Figure record extracts:
::::

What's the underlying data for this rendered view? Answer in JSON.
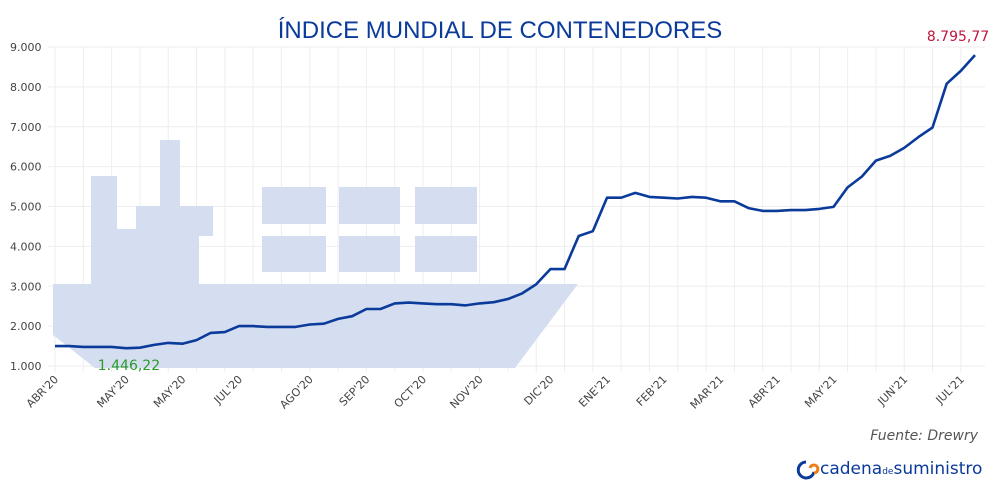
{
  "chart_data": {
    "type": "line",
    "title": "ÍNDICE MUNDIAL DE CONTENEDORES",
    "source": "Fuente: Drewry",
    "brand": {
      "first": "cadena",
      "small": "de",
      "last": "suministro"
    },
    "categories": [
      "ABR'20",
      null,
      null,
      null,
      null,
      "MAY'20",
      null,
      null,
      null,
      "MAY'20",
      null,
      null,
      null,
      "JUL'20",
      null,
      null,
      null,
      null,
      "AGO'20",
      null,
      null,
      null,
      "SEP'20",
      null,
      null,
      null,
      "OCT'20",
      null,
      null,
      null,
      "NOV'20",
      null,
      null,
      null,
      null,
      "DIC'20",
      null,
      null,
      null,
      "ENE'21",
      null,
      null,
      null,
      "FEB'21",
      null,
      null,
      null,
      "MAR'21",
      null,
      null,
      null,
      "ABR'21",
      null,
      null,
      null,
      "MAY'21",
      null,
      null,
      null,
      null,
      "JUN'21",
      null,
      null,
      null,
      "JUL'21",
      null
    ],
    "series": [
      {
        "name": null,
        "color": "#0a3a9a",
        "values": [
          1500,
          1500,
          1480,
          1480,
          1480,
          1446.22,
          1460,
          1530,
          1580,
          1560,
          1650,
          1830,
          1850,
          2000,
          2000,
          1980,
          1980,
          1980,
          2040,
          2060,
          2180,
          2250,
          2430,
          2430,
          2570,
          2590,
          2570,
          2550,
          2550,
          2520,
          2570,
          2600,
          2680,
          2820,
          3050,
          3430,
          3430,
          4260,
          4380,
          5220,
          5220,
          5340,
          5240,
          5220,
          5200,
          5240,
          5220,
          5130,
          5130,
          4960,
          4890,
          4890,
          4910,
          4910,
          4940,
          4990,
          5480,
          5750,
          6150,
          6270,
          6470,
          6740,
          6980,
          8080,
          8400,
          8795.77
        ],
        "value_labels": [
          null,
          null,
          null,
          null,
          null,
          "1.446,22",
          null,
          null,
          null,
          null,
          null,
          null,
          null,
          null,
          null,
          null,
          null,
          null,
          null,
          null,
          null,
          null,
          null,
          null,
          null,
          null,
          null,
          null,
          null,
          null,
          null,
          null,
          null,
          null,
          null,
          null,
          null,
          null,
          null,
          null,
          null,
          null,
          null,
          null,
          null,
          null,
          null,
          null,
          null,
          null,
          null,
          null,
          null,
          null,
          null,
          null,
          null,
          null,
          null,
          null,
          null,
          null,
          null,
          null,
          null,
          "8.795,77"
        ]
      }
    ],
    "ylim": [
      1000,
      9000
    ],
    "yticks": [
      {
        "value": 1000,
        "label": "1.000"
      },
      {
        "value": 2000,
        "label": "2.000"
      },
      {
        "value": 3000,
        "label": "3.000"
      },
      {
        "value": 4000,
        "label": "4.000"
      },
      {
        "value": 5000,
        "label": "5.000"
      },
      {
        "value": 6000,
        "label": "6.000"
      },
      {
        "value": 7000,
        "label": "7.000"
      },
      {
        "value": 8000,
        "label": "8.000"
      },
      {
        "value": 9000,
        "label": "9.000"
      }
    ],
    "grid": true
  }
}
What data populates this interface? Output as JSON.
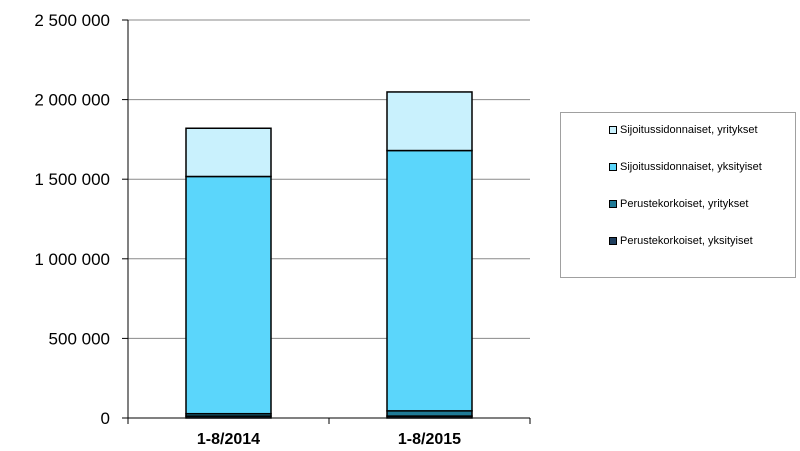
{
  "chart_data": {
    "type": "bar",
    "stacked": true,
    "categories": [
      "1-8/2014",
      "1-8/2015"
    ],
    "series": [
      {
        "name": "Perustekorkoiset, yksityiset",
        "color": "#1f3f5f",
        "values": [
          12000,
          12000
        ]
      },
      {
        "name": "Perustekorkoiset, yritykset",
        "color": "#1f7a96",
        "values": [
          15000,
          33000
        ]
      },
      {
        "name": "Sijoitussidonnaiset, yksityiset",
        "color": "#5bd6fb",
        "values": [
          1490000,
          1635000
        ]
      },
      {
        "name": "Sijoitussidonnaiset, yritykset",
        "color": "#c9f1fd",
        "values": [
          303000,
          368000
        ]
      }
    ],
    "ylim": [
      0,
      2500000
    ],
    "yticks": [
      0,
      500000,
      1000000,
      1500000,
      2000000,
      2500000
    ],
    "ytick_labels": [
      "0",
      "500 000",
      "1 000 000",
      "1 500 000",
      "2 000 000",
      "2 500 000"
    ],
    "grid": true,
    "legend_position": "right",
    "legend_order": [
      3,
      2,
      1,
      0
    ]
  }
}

::::

• [Stated problem]
Exactly the lines from the one with "What data populates" through the end of the listing above are to be repeated, with no pictures.

• [Solution for this task]
What data populates this interface? Output as JSON.
{
  "chart_data": {
    "type": "bar",
    "stacked": true,
    "categories": [
      "1-8/2014",
      "1-8/2015"
    ],
    "series": [
      {
        "name": "Perustekorkoiset, yksityiset",
        "color": "#1f3f5f",
        "values": [
          12000,
          12000
        ]
      },
      {
        "name": "Perustekorkoiset, yritykset",
        "color": "#1f7a96",
        "values": [
          15000,
          33000
        ]
      },
      {
        "name": "Sijoitussidonnaiset, yksityiset",
        "color": "#5bd6fb",
        "values": [
          1490000,
          1635000
        ]
      },
      {
        "name": "Sijoitussidonnaiset, yritykset",
        "color": "#c9f1fd",
        "values": [
          303000,
          368000
        ]
      }
    ],
    "ylim": [
      0,
      2500000
    ],
    "yticks": [
      0,
      500000,
      1000000,
      1500000,
      2000000,
      2500000
    ],
    "ytick_labels": [
      "0",
      "500 000",
      "1 000 000",
      "1 500 000",
      "2 000 000",
      "2 500 000"
    ],
    "grid": true,
    "legend_position": "right",
    "legend_order": [
      3,
      2,
      1,
      0
    ]
  }
}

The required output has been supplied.